Records shown =

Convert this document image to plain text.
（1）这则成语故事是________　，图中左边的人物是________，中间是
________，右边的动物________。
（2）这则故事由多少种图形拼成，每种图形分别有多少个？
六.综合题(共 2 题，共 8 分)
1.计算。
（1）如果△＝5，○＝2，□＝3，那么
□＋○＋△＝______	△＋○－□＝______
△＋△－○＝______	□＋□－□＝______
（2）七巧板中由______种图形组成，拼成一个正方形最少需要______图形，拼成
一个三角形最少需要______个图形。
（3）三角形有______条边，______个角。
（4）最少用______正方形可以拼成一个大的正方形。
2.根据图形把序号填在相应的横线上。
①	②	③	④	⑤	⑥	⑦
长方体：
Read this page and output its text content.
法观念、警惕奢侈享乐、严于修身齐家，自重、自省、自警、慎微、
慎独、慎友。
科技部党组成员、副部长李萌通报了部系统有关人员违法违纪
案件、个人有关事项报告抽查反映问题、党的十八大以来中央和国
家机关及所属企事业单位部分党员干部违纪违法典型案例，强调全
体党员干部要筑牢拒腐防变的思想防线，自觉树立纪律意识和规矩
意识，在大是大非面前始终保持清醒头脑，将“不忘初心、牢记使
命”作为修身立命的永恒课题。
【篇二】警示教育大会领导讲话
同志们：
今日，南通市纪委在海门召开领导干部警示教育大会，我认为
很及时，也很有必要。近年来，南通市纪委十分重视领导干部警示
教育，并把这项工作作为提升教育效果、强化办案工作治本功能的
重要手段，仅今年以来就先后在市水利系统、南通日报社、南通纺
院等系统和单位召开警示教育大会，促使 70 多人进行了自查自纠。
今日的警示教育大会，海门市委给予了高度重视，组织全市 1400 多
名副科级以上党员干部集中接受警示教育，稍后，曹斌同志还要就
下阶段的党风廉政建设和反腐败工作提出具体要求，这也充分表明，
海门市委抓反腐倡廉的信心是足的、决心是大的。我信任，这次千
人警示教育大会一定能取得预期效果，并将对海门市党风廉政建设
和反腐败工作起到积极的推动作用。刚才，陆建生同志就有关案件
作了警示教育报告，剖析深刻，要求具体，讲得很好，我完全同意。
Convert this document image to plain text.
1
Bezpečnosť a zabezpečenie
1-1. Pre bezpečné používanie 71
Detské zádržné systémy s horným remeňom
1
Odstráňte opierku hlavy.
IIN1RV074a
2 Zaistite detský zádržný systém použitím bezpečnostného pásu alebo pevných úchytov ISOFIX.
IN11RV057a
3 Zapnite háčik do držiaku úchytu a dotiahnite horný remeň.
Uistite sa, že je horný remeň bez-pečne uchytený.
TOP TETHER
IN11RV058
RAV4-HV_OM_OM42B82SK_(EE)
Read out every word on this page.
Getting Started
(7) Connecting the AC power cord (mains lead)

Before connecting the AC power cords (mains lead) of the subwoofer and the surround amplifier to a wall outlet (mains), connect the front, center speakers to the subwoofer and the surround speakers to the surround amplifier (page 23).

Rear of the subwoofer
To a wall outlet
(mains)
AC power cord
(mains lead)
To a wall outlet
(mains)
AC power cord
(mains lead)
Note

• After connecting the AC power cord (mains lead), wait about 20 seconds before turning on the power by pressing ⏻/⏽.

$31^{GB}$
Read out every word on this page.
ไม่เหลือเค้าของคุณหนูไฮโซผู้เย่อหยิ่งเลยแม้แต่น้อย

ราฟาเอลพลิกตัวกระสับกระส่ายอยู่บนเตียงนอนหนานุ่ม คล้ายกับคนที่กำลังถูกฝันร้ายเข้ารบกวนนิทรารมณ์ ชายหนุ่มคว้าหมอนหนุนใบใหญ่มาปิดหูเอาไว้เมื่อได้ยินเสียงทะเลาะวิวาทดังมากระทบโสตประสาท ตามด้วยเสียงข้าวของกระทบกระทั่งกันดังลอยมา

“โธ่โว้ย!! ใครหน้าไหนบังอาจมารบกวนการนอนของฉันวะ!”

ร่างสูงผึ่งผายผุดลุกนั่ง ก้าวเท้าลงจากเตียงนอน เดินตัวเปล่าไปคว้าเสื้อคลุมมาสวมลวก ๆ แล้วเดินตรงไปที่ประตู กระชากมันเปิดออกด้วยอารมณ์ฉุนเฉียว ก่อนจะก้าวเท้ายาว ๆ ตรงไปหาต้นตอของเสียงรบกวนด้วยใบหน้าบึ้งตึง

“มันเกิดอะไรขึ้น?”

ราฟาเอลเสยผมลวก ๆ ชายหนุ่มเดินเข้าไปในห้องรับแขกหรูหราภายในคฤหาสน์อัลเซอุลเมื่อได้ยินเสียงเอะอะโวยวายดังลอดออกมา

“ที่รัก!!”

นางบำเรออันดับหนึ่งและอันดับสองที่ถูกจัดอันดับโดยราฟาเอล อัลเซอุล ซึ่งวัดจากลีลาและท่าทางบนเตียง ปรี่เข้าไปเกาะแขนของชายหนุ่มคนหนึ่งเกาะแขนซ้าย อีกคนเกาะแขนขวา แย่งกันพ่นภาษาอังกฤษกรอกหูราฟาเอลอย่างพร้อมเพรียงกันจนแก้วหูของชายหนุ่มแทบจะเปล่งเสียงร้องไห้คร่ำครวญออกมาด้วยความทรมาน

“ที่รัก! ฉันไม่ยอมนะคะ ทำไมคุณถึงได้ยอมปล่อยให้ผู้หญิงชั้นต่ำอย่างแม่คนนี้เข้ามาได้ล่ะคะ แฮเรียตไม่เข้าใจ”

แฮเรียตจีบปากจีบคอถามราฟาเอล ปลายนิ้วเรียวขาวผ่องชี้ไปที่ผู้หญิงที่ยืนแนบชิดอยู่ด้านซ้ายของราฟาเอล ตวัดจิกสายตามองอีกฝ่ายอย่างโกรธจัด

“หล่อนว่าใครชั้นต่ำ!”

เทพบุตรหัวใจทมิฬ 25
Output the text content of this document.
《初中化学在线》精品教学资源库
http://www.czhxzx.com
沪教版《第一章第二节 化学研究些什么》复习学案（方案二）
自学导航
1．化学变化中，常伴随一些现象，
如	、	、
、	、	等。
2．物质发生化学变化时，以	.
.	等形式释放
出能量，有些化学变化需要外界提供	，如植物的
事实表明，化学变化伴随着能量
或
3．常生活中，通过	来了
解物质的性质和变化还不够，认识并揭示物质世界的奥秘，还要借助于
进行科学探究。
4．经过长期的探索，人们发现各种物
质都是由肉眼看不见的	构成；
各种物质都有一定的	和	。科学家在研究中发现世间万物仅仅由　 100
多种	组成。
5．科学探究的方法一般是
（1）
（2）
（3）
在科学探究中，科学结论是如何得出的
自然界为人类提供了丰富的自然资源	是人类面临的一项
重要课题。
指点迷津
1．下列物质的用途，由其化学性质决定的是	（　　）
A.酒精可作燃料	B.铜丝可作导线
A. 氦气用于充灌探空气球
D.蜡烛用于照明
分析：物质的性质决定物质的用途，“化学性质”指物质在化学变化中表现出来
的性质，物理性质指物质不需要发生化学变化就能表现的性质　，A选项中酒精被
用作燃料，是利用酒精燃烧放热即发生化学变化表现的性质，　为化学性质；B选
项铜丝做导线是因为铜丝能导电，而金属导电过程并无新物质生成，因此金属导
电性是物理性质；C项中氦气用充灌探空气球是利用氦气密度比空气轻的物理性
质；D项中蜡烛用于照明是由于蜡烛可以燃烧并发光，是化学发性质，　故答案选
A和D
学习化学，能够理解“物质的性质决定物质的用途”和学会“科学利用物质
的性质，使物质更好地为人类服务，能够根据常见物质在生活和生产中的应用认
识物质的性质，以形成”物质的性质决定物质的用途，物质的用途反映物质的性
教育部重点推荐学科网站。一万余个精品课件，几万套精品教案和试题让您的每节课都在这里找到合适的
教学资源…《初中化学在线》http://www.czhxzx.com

Your task = Produce an exact copy of the whole listing.

Output of the exercise =
Convert this document image to plain text.
（1）这则成语故事是________　，图中左边的人物是________，中间是
________，右边的动物________。
（2）这则故事由多少种图形拼成，每种图形分别有多少个？
六.综合题(共 2 题，共 8 分)
1.计算。
（1）如果△＝5，○＝2，□＝3，那么
□＋○＋△＝______	△＋○－□＝______
△＋△－○＝______	□＋□－□＝______
（2）七巧板中由______种图形组成，拼成一个正方形最少需要______图形，拼成
一个三角形最少需要______个图形。
（3）三角形有______条边，______个角。
（4）最少用______正方形可以拼成一个大的正方形。
2.根据图形把序号填在相应的横线上。
①	②	③	④	⑤	⑥	⑦
长方体：
Read this page and output its text content.
法观念、警惕奢侈享乐、严于修身齐家，自重、自省、自警、慎微、
慎独、慎友。
科技部党组成员、副部长李萌通报了部系统有关人员违法违纪
案件、个人有关事项报告抽查反映问题、党的十八大以来中央和国
家机关及所属企事业单位部分党员干部违纪违法典型案例，强调全
体党员干部要筑牢拒腐防变的思想防线，自觉树立纪律意识和规矩
意识，在大是大非面前始终保持清醒头脑，将“不忘初心、牢记使
命”作为修身立命的永恒课题。
【篇二】警示教育大会领导讲话
同志们：
今日，南通市纪委在海门召开领导干部警示教育大会，我认为
很及时，也很有必要。近年来，南通市纪委十分重视领导干部警示
教育，并把这项工作作为提升教育效果、强化办案工作治本功能的
重要手段，仅今年以来就先后在市水利系统、南通日报社、南通纺
院等系统和单位召开警示教育大会，促使 70 多人进行了自查自纠。
今日的警示教育大会，海门市委给予了高度重视，组织全市 1400 多
名副科级以上党员干部集中接受警示教育，稍后，曹斌同志还要就
下阶段的党风廉政建设和反腐败工作提出具体要求，这也充分表明，
海门市委抓反腐倡廉的信心是足的、决心是大的。我信任，这次千
人警示教育大会一定能取得预期效果，并将对海门市党风廉政建设
和反腐败工作起到积极的推动作用。刚才，陆建生同志就有关案件
作了警示教育报告，剖析深刻，要求具体，讲得很好，我完全同意。
Convert this document image to plain text.
1
Bezpečnosť a zabezpečenie
1-1. Pre bezpečné používanie 71
Detské zádržné systémy s horným remeňom
1
Odstráňte opierku hlavy.
IIN1RV074a
2 Zaistite detský zádržný systém použitím bezpečnostného pásu alebo pevných úchytov ISOFIX.
IN11RV057a
3 Zapnite háčik do držiaku úchytu a dotiahnite horný remeň.
Uistite sa, že je horný remeň bez-pečne uchytený.
TOP TETHER
IN11RV058
RAV4-HV_OM_OM42B82SK_(EE)
Read out every word on this page.
Getting Started
(7) Connecting the AC power cord (mains lead)

Before connecting the AC power cords (mains lead) of the subwoofer and the surround amplifier to a wall outlet (mains), connect the front, center speakers to the subwoofer and the surround speakers to the surround amplifier (page 23).

Rear of the subwoofer
To a wall outlet
(mains)
AC power cord
(mains lead)
To a wall outlet
(mains)
AC power cord
(mains lead)
Note

• After connecting the AC power cord (mains lead), wait about 20 seconds before turning on the power by pressing ⏻/⏽.

$31^{GB}$
Read out every word on this page.
ไม่เหลือเค้าของคุณหนูไฮโซผู้เย่อหยิ่งเลยแม้แต่น้อย

ราฟาเอลพลิกตัวกระสับกระส่ายอยู่บนเตียงนอนหนานุ่ม คล้ายกับคนที่กำลังถูกฝันร้ายเข้ารบกวนนิทรารมณ์ ชายหนุ่มคว้าหมอนหนุนใบใหญ่มาปิดหูเอาไว้เมื่อได้ยินเสียงทะเลาะวิวาทดังมากระทบโสตประสาท ตามด้วยเสียงข้าวของกระทบกระทั่งกันดังลอยมา

“โธ่โว้ย!! ใครหน้าไหนบังอาจมารบกวนการนอนของฉันวะ!”

ร่างสูงผึ่งผายผุดลุกนั่ง ก้าวเท้าลงจากเตียงนอน เดินตัวเปล่าไปคว้าเสื้อคลุมมาสวมลวก ๆ แล้วเดินตรงไปที่ประตู กระชากมันเปิดออกด้วยอารมณ์ฉุนเฉียว ก่อนจะก้าวเท้ายาว ๆ ตรงไปหาต้นตอของเสียงรบกวนด้วยใบหน้าบึ้งตึง

“มันเกิดอะไรขึ้น?”

ราฟาเอลเสยผมลวก ๆ ชายหนุ่มเดินเข้าไปในห้องรับแขกหรูหราภายในคฤหาสน์อัลเซอุลเมื่อได้ยินเสียงเอะอะโวยวายดังลอดออกมา

“ที่รัก!!”

นางบำเรออันดับหนึ่งและอันดับสองที่ถูกจัดอันดับโดยราฟาเอล อัลเซอุล ซึ่งวัดจากลีลาและท่าทางบนเตียง ปรี่เข้าไปเกาะแขนของชายหนุ่มคนหนึ่งเกาะแขนซ้าย อีกคนเกาะแขนขวา แย่งกันพ่นภาษาอังกฤษกรอกหูราฟาเอลอย่างพร้อมเพรียงกันจนแก้วหูของชายหนุ่มแทบจะเปล่งเสียงร้องไห้คร่ำครวญออกมาด้วยความทรมาน

“ที่รัก! ฉันไม่ยอมนะคะ ทำไมคุณถึงได้ยอมปล่อยให้ผู้หญิงชั้นต่ำอย่างแม่คนนี้เข้ามาได้ล่ะคะ แฮเรียตไม่เข้าใจ”

แฮเรียตจีบปากจีบคอถามราฟาเอล ปลายนิ้วเรียวขาวผ่องชี้ไปที่ผู้หญิงที่ยืนแนบชิดอยู่ด้านซ้ายของราฟาเอล ตวัดจิกสายตามองอีกฝ่ายอย่างโกรธจัด

“หล่อนว่าใครชั้นต่ำ!”

เทพบุตรหัวใจทมิฬ 25
Output the text content of this document.
《初中化学在线》精品教学资源库
http://www.czhxzx.com
沪教版《第一章第二节 化学研究些什么》复习学案（方案二）
自学导航
1．化学变化中，常伴随一些现象，
如	、	、
、	、	等。
2．物质发生化学变化时，以	.
.	等形式释放
出能量，有些化学变化需要外界提供	，如植物的
事实表明，化学变化伴随着能量
或
3．常生活中，通过	来了
解物质的性质和变化还不够，认识并揭示物质世界的奥秘，还要借助于
进行科学探究。
4．经过长期的探索，人们发现各种物
质都是由肉眼看不见的	构成；
各种物质都有一定的	和	。科学家在研究中发现世间万物仅仅由　 100
多种	组成。
5．科学探究的方法一般是
（1）
（2）
（3）
在科学探究中，科学结论是如何得出的
自然界为人类提供了丰富的自然资源	是人类面临的一项
重要课题。
指点迷津
1．下列物质的用途，由其化学性质决定的是	（　　）
A.酒精可作燃料	B.铜丝可作导线
A. 氦气用于充灌探空气球
D.蜡烛用于照明
分析：物质的性质决定物质的用途，“化学性质”指物质在化学变化中表现出来
的性质，物理性质指物质不需要发生化学变化就能表现的性质　，A选项中酒精被
用作燃料，是利用酒精燃烧放热即发生化学变化表现的性质，　为化学性质；B选
项铜丝做导线是因为铜丝能导电，而金属导电过程并无新物质生成，因此金属导
电性是物理性质；C项中氦气用充灌探空气球是利用氦气密度比空气轻的物理性
质；D项中蜡烛用于照明是由于蜡烛可以燃烧并发光，是化学发性质，　故答案选
A和D
学习化学，能够理解“物质的性质决定物质的用途”和学会“科学利用物质
的性质，使物质更好地为人类服务，能够根据常见物质在生活和生产中的应用认
识物质的性质，以形成”物质的性质决定物质的用途，物质的用途反映物质的性
教育部重点推荐学科网站。一万余个精品课件，几万套精品教案和试题让您的每节课都在这里找到合适的
教学资源…《初中化学在线》http://www.czhxzx.com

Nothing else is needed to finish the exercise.